■ The request ■
Retype all of the entries word for word.

■ Material provided ■
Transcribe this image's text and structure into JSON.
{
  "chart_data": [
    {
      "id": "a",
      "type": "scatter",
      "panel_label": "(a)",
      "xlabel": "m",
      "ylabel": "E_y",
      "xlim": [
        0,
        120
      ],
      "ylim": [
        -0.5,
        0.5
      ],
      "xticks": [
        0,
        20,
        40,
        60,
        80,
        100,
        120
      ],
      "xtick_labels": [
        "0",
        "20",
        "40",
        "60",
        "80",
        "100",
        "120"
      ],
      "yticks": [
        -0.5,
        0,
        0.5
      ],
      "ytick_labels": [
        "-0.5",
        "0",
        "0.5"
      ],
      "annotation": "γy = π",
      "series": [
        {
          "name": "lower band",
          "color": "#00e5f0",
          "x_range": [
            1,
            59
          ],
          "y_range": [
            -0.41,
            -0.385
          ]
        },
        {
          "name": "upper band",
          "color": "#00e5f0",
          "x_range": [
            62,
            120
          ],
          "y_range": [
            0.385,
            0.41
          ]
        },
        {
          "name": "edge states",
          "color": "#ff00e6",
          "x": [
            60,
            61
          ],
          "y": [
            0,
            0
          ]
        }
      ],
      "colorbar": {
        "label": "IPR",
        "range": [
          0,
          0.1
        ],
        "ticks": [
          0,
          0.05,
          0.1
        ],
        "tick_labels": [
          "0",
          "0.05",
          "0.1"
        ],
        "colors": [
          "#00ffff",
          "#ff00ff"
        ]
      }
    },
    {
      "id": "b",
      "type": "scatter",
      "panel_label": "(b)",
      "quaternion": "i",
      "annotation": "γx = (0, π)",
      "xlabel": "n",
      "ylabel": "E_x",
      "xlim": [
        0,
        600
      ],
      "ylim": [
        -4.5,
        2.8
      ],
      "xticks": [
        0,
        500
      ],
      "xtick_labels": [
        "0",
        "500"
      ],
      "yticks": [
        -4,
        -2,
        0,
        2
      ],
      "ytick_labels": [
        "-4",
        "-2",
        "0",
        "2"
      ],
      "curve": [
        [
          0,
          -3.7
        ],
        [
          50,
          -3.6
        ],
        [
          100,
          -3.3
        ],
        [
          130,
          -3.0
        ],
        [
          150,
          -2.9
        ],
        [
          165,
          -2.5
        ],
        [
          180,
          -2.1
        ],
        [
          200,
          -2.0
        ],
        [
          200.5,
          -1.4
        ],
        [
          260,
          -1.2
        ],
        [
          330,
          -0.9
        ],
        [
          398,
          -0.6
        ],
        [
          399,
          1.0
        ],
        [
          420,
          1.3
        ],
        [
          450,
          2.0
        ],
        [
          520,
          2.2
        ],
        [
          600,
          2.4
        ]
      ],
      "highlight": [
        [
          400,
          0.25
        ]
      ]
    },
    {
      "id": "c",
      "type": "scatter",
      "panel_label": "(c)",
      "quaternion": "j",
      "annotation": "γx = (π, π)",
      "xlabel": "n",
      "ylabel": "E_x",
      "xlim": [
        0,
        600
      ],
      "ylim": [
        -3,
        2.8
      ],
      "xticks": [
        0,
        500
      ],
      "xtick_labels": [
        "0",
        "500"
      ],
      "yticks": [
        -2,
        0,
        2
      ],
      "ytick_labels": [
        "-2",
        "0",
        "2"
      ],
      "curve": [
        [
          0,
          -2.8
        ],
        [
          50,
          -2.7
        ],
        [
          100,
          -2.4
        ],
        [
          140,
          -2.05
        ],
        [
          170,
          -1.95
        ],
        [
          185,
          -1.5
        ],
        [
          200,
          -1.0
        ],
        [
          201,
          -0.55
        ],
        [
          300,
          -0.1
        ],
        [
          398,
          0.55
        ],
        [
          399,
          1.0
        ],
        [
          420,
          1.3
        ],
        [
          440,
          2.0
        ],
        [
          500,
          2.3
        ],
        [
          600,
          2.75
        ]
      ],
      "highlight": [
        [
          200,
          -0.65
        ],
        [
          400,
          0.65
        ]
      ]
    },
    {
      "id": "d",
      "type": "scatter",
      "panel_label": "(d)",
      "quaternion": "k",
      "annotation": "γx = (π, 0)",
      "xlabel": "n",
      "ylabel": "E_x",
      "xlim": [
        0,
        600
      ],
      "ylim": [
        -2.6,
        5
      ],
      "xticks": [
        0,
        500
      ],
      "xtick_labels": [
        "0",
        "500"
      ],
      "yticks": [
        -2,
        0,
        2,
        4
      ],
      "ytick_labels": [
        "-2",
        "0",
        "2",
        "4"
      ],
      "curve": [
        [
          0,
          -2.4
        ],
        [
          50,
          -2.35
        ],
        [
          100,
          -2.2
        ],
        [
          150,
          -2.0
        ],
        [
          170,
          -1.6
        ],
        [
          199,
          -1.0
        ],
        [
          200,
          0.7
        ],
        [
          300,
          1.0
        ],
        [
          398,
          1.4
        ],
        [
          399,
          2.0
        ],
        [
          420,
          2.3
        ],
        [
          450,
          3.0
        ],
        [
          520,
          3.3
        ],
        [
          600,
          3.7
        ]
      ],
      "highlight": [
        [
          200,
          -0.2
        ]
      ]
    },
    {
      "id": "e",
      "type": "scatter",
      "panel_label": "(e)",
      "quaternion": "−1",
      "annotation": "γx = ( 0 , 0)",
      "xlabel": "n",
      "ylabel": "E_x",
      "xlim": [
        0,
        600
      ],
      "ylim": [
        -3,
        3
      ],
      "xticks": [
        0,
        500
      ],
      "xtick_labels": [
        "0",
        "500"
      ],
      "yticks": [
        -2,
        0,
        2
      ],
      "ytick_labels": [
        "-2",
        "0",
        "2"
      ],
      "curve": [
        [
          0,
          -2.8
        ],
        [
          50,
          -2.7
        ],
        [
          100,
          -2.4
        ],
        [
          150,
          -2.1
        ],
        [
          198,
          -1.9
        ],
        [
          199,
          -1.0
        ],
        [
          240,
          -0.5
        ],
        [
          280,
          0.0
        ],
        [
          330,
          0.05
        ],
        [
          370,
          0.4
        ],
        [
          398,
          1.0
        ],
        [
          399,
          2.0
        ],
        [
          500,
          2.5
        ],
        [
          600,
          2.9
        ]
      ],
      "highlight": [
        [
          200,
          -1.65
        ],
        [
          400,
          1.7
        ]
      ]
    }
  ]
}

■ Expected output ■
Transcribe this image's text and structure into JSON.
{
  "chart_data": [
    {
      "id": "a",
      "type": "scatter",
      "panel_label": "(a)",
      "xlabel": "m",
      "ylabel": "E_y",
      "xlim": [
        0,
        120
      ],
      "ylim": [
        -0.5,
        0.5
      ],
      "xticks": [
        0,
        20,
        40,
        60,
        80,
        100,
        120
      ],
      "xtick_labels": [
        "0",
        "20",
        "40",
        "60",
        "80",
        "100",
        "120"
      ],
      "yticks": [
        -0.5,
        0,
        0.5
      ],
      "ytick_labels": [
        "-0.5",
        "0",
        "0.5"
      ],
      "annotation": "γy = π",
      "series": [
        {
          "name": "lower band",
          "color": "#00e5f0",
          "x_range": [
            1,
            59
          ],
          "y_range": [
            -0.41,
            -0.385
          ]
        },
        {
          "name": "upper band",
          "color": "#00e5f0",
          "x_range": [
            62,
            120
          ],
          "y_range": [
            0.385,
            0.41
          ]
        },
        {
          "name": "edge states",
          "color": "#ff00e6",
          "x": [
            60,
            61
          ],
          "y": [
            0,
            0
          ]
        }
      ],
      "colorbar": {
        "label": "IPR",
        "range": [
          0,
          0.1
        ],
        "ticks": [
          0,
          0.05,
          0.1
        ],
        "tick_labels": [
          "0",
          "0.05",
          "0.1"
        ],
        "colors": [
          "#00ffff",
          "#ff00ff"
        ]
      }
    },
    {
      "id": "b",
      "type": "scatter",
      "panel_label": "(b)",
      "quaternion": "i",
      "annotation": "γx = (0, π)",
      "xlabel": "n",
      "ylabel": "E_x",
      "xlim": [
        0,
        600
      ],
      "ylim": [
        -4.5,
        2.8
      ],
      "xticks": [
        0,
        500
      ],
      "xtick_labels": [
        "0",
        "500"
      ],
      "yticks": [
        -4,
        -2,
        0,
        2
      ],
      "ytick_labels": [
        "-4",
        "-2",
        "0",
        "2"
      ],
      "curve": [
        [
          0,
          -3.7
        ],
        [
          50,
          -3.6
        ],
        [
          100,
          -3.3
        ],
        [
          130,
          -3.0
        ],
        [
          150,
          -2.9
        ],
        [
          165,
          -2.5
        ],
        [
          180,
          -2.1
        ],
        [
          200,
          -2.0
        ],
        [
          200.5,
          -1.4
        ],
        [
          260,
          -1.2
        ],
        [
          330,
          -0.9
        ],
        [
          398,
          -0.6
        ],
        [
          399,
          1.0
        ],
        [
          420,
          1.3
        ],
        [
          450,
          2.0
        ],
        [
          520,
          2.2
        ],
        [
          600,
          2.4
        ]
      ],
      "highlight": [
        [
          400,
          0.25
        ]
      ]
    },
    {
      "id": "c",
      "type": "scatter",
      "panel_label": "(c)",
      "quaternion": "j",
      "annotation": "γx = (π, π)",
      "xlabel": "n",
      "ylabel": "E_x",
      "xlim": [
        0,
        600
      ],
      "ylim": [
        -3,
        2.8
      ],
      "xticks": [
        0,
        500
      ],
      "xtick_labels": [
        "0",
        "500"
      ],
      "yticks": [
        -2,
        0,
        2
      ],
      "ytick_labels": [
        "-2",
        "0",
        "2"
      ],
      "curve": [
        [
          0,
          -2.8
        ],
        [
          50,
          -2.7
        ],
        [
          100,
          -2.4
        ],
        [
          140,
          -2.05
        ],
        [
          170,
          -1.95
        ],
        [
          185,
          -1.5
        ],
        [
          200,
          -1.0
        ],
        [
          201,
          -0.55
        ],
        [
          300,
          -0.1
        ],
        [
          398,
          0.55
        ],
        [
          399,
          1.0
        ],
        [
          420,
          1.3
        ],
        [
          440,
          2.0
        ],
        [
          500,
          2.3
        ],
        [
          600,
          2.75
        ]
      ],
      "highlight": [
        [
          200,
          -0.65
        ],
        [
          400,
          0.65
        ]
      ]
    },
    {
      "id": "d",
      "type": "scatter",
      "panel_label": "(d)",
      "quaternion": "k",
      "annotation": "γx = (π, 0)",
      "xlabel": "n",
      "ylabel": "E_x",
      "xlim": [
        0,
        600
      ],
      "ylim": [
        -2.6,
        5
      ],
      "xticks": [
        0,
        500
      ],
      "xtick_labels": [
        "0",
        "500"
      ],
      "yticks": [
        -2,
        0,
        2,
        4
      ],
      "ytick_labels": [
        "-2",
        "0",
        "2",
        "4"
      ],
      "curve": [
        [
          0,
          -2.4
        ],
        [
          50,
          -2.35
        ],
        [
          100,
          -2.2
        ],
        [
          150,
          -2.0
        ],
        [
          170,
          -1.6
        ],
        [
          199,
          -1.0
        ],
        [
          200,
          0.7
        ],
        [
          300,
          1.0
        ],
        [
          398,
          1.4
        ],
        [
          399,
          2.0
        ],
        [
          420,
          2.3
        ],
        [
          450,
          3.0
        ],
        [
          520,
          3.3
        ],
        [
          600,
          3.7
        ]
      ],
      "highlight": [
        [
          200,
          -0.2
        ]
      ]
    },
    {
      "id": "e",
      "type": "scatter",
      "panel_label": "(e)",
      "quaternion": "−1",
      "annotation": "γx = ( 0 , 0)",
      "xlabel": "n",
      "ylabel": "E_x",
      "xlim": [
        0,
        600
      ],
      "ylim": [
        -3,
        3
      ],
      "xticks": [
        0,
        500
      ],
      "xtick_labels": [
        "0",
        "500"
      ],
      "yticks": [
        -2,
        0,
        2
      ],
      "ytick_labels": [
        "-2",
        "0",
        "2"
      ],
      "curve": [
        [
          0,
          -2.8
        ],
        [
          50,
          -2.7
        ],
        [
          100,
          -2.4
        ],
        [
          150,
          -2.1
        ],
        [
          198,
          -1.9
        ],
        [
          199,
          -1.0
        ],
        [
          240,
          -0.5
        ],
        [
          280,
          0.0
        ],
        [
          330,
          0.05
        ],
        [
          370,
          0.4
        ],
        [
          398,
          1.0
        ],
        [
          399,
          2.0
        ],
        [
          500,
          2.5
        ],
        [
          600,
          2.9
        ]
      ],
      "highlight": [
        [
          200,
          -1.65
        ],
        [
          400,
          1.7
        ]
      ]
    }
  ]
}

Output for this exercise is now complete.